- **GOAL**
Images are excluded; otherwise, output every record exactly.

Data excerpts
╔══
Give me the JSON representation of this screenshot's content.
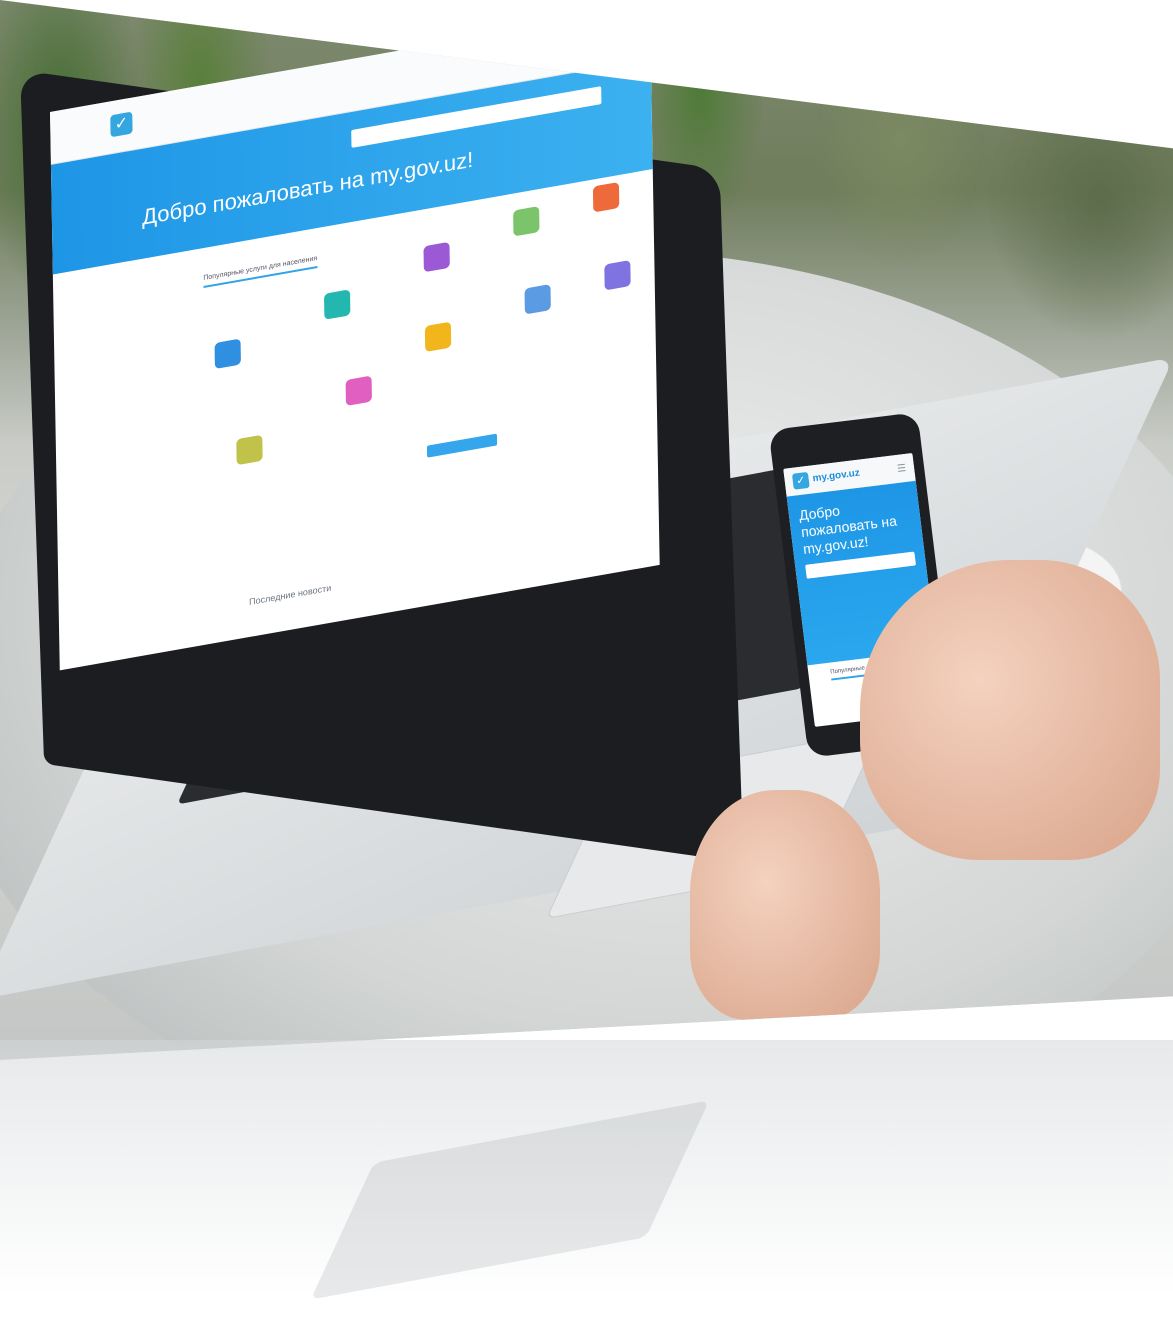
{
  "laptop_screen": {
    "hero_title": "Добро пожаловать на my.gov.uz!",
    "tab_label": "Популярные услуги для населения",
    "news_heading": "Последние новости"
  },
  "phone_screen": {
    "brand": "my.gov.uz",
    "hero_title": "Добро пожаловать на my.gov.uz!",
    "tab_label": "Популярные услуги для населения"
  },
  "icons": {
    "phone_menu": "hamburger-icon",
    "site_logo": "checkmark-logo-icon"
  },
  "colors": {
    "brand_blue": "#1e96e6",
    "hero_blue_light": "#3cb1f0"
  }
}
╚══
- **WRITTEN RESPONSE**
Give me the JSON representation of this screenshot's content.
{
  "laptop_screen": {
    "hero_title": "Добро пожаловать на my.gov.uz!",
    "tab_label": "Популярные услуги для населения",
    "news_heading": "Последние новости"
  },
  "phone_screen": {
    "brand": "my.gov.uz",
    "hero_title": "Добро пожаловать на my.gov.uz!",
    "tab_label": "Популярные услуги для населения"
  },
  "icons": {
    "phone_menu": "hamburger-icon",
    "site_logo": "checkmark-logo-icon"
  },
  "colors": {
    "brand_blue": "#1e96e6",
    "hero_blue_light": "#3cb1f0"
  }
}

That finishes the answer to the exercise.